→ **任务要求**:
能否把下方从含有“group-bracket (440, 581, 466, 611)”的那一行起、到含有“panel-label: E (6, 13, 29, 48)”的那一行止（两端都算）的各行原样照抄一遍？

→ **所列记录**:
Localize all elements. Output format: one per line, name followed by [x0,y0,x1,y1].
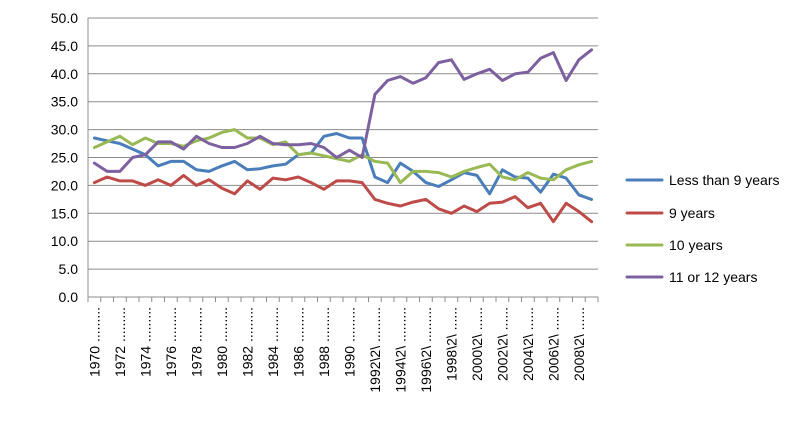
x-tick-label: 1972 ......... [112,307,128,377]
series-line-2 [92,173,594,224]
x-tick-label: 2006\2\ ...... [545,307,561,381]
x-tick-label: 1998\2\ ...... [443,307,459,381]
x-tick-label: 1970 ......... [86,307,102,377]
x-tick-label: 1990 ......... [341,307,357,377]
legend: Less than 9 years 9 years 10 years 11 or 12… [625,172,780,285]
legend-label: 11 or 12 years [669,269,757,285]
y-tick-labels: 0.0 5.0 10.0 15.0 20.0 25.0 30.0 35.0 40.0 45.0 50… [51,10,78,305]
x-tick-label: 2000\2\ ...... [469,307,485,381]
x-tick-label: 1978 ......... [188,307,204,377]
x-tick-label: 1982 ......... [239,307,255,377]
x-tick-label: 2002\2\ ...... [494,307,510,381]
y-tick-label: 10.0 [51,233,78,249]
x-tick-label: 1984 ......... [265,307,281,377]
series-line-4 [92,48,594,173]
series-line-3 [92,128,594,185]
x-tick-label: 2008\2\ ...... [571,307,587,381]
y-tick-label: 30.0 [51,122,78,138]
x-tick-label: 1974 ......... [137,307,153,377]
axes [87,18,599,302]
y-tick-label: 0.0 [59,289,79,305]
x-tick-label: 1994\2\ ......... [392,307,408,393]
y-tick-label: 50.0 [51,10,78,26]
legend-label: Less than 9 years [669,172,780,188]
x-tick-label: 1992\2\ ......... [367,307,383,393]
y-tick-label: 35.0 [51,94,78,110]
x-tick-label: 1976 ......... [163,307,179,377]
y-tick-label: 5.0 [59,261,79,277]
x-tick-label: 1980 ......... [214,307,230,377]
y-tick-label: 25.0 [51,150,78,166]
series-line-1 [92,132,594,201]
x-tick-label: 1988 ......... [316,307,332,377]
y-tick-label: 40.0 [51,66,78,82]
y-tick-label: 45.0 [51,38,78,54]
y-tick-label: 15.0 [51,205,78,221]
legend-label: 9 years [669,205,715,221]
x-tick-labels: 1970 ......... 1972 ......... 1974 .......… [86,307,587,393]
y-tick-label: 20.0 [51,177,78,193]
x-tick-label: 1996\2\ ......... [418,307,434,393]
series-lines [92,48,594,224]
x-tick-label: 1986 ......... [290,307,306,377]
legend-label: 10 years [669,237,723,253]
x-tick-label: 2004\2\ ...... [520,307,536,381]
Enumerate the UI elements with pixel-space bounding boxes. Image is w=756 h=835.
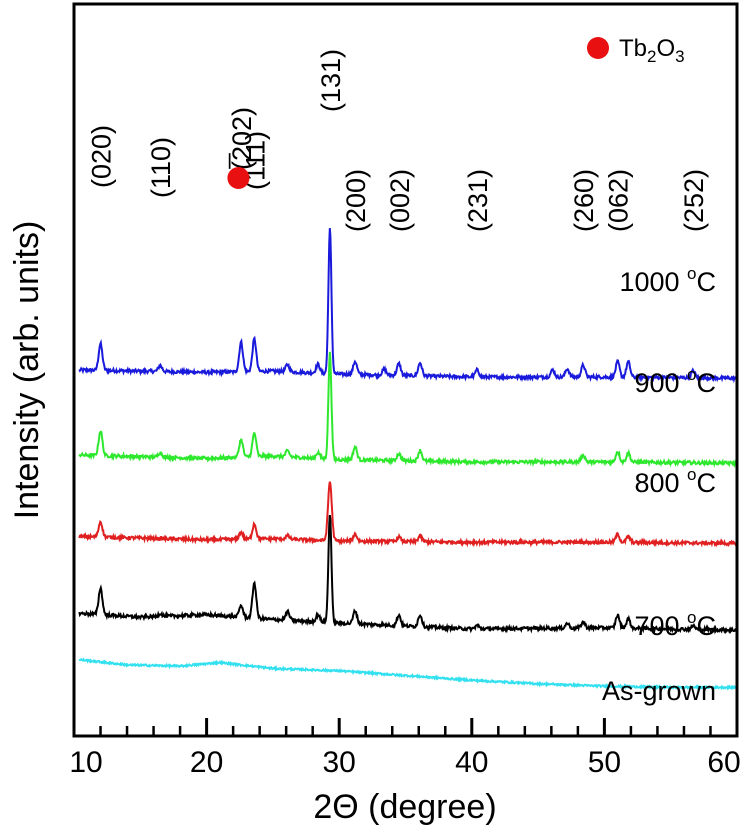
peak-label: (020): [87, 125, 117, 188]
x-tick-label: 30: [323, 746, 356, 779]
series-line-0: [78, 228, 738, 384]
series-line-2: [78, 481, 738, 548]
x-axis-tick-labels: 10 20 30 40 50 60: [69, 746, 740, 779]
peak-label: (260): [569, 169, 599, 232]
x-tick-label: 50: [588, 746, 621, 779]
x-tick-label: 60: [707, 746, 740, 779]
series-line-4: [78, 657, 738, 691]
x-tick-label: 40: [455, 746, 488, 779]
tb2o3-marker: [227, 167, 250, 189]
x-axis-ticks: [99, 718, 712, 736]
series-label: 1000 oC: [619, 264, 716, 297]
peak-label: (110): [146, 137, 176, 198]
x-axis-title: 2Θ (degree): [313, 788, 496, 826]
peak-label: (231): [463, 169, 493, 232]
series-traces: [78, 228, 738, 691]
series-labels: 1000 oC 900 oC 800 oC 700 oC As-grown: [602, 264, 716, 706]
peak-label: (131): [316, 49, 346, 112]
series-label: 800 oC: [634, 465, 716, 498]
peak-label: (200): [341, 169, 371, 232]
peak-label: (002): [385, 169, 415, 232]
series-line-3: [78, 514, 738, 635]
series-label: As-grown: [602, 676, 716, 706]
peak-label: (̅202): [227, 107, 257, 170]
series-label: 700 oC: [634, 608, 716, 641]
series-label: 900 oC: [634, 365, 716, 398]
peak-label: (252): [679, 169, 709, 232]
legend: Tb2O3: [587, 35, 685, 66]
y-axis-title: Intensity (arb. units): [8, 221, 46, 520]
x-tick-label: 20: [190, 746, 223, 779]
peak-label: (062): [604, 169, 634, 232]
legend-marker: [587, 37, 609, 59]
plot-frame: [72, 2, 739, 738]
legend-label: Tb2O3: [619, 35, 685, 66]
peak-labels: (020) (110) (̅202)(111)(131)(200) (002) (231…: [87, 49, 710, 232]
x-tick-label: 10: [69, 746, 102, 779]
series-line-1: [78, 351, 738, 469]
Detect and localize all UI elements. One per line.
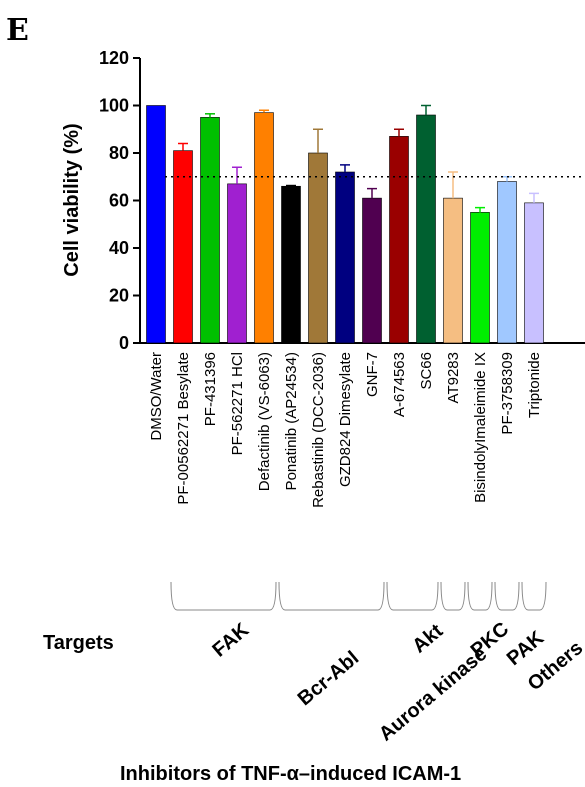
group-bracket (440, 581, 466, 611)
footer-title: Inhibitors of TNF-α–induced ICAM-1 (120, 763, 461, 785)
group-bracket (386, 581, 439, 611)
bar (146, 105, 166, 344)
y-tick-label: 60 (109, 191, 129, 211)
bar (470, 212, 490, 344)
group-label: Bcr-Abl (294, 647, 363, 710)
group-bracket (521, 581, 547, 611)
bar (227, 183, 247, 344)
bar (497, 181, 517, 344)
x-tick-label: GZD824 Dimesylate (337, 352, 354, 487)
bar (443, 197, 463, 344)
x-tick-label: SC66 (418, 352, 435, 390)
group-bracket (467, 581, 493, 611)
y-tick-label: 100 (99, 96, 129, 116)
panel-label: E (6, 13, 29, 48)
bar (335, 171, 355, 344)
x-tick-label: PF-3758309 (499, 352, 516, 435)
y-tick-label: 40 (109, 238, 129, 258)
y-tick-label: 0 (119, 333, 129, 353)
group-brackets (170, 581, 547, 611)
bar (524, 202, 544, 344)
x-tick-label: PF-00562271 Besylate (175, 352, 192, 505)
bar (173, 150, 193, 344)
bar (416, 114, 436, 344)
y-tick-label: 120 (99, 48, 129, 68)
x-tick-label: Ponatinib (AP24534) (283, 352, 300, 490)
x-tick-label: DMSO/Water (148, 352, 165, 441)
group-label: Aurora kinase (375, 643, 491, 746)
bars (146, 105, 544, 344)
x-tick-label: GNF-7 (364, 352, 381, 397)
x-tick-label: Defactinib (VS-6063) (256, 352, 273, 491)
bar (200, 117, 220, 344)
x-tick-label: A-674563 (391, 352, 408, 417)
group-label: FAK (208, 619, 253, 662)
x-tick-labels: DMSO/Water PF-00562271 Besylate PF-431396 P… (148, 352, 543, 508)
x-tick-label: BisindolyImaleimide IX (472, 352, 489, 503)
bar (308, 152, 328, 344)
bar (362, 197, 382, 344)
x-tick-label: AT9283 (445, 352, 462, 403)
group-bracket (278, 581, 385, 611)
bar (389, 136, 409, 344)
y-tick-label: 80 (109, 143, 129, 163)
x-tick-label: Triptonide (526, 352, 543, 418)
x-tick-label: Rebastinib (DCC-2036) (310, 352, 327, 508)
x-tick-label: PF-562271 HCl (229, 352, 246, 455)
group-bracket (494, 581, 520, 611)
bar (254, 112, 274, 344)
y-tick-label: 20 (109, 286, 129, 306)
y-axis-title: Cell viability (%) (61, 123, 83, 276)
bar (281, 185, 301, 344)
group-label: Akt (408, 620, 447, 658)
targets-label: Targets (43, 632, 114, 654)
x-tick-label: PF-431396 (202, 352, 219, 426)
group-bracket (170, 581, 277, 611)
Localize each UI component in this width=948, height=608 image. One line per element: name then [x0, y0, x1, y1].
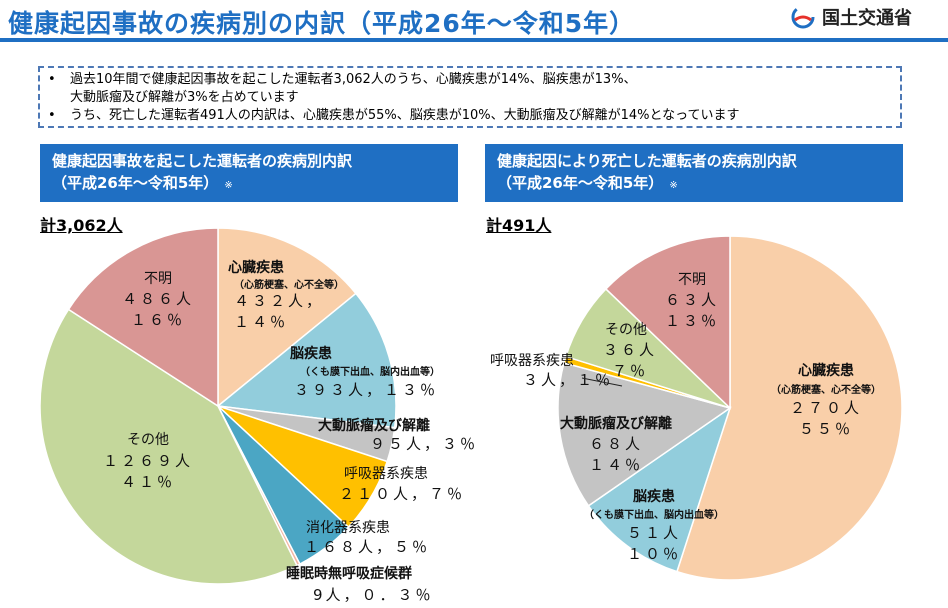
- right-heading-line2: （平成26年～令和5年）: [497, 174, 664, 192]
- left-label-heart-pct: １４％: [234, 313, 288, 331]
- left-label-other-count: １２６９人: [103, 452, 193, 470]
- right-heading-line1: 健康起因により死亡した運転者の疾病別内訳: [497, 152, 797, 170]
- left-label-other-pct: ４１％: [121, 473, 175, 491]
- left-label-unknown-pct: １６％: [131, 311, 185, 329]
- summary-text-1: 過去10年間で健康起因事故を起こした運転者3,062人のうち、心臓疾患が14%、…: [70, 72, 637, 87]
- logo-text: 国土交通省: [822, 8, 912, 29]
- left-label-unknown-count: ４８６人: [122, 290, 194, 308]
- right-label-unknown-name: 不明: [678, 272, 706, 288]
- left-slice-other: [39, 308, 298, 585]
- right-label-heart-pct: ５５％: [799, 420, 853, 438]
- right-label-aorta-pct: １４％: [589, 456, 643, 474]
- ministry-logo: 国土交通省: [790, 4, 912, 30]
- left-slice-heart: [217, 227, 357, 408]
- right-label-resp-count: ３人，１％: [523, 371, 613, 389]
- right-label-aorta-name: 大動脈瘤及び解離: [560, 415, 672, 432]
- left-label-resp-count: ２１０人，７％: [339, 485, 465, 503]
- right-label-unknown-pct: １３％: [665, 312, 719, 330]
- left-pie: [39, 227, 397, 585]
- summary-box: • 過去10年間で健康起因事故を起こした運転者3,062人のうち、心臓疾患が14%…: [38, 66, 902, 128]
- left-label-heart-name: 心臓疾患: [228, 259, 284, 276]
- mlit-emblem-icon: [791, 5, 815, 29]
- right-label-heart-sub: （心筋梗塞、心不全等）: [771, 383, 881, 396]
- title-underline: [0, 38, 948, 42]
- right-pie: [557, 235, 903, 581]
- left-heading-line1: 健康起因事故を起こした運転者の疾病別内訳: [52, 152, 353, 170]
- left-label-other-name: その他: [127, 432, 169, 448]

→ **练习结果**:
group-bracket (440, 581, 466, 611)
footer-title: Inhibitors of TNF-α–induced ICAM-1 (120, 763, 461, 785)
group-bracket (386, 581, 439, 611)
bar (146, 105, 166, 344)
y-tick-label: 60 (109, 191, 129, 211)
bar (470, 212, 490, 344)
group-label: Bcr-Abl (294, 647, 363, 710)
group-bracket (521, 581, 547, 611)
bar (227, 183, 247, 344)
bar (497, 181, 517, 344)
x-tick-label: GZD824 Dimesylate (337, 352, 354, 487)
bar (443, 197, 463, 344)
x-tick-label: SC66 (418, 352, 435, 390)
group-bracket (467, 581, 493, 611)
y-tick-label: 100 (99, 96, 129, 116)
panel-label: E (6, 13, 29, 48)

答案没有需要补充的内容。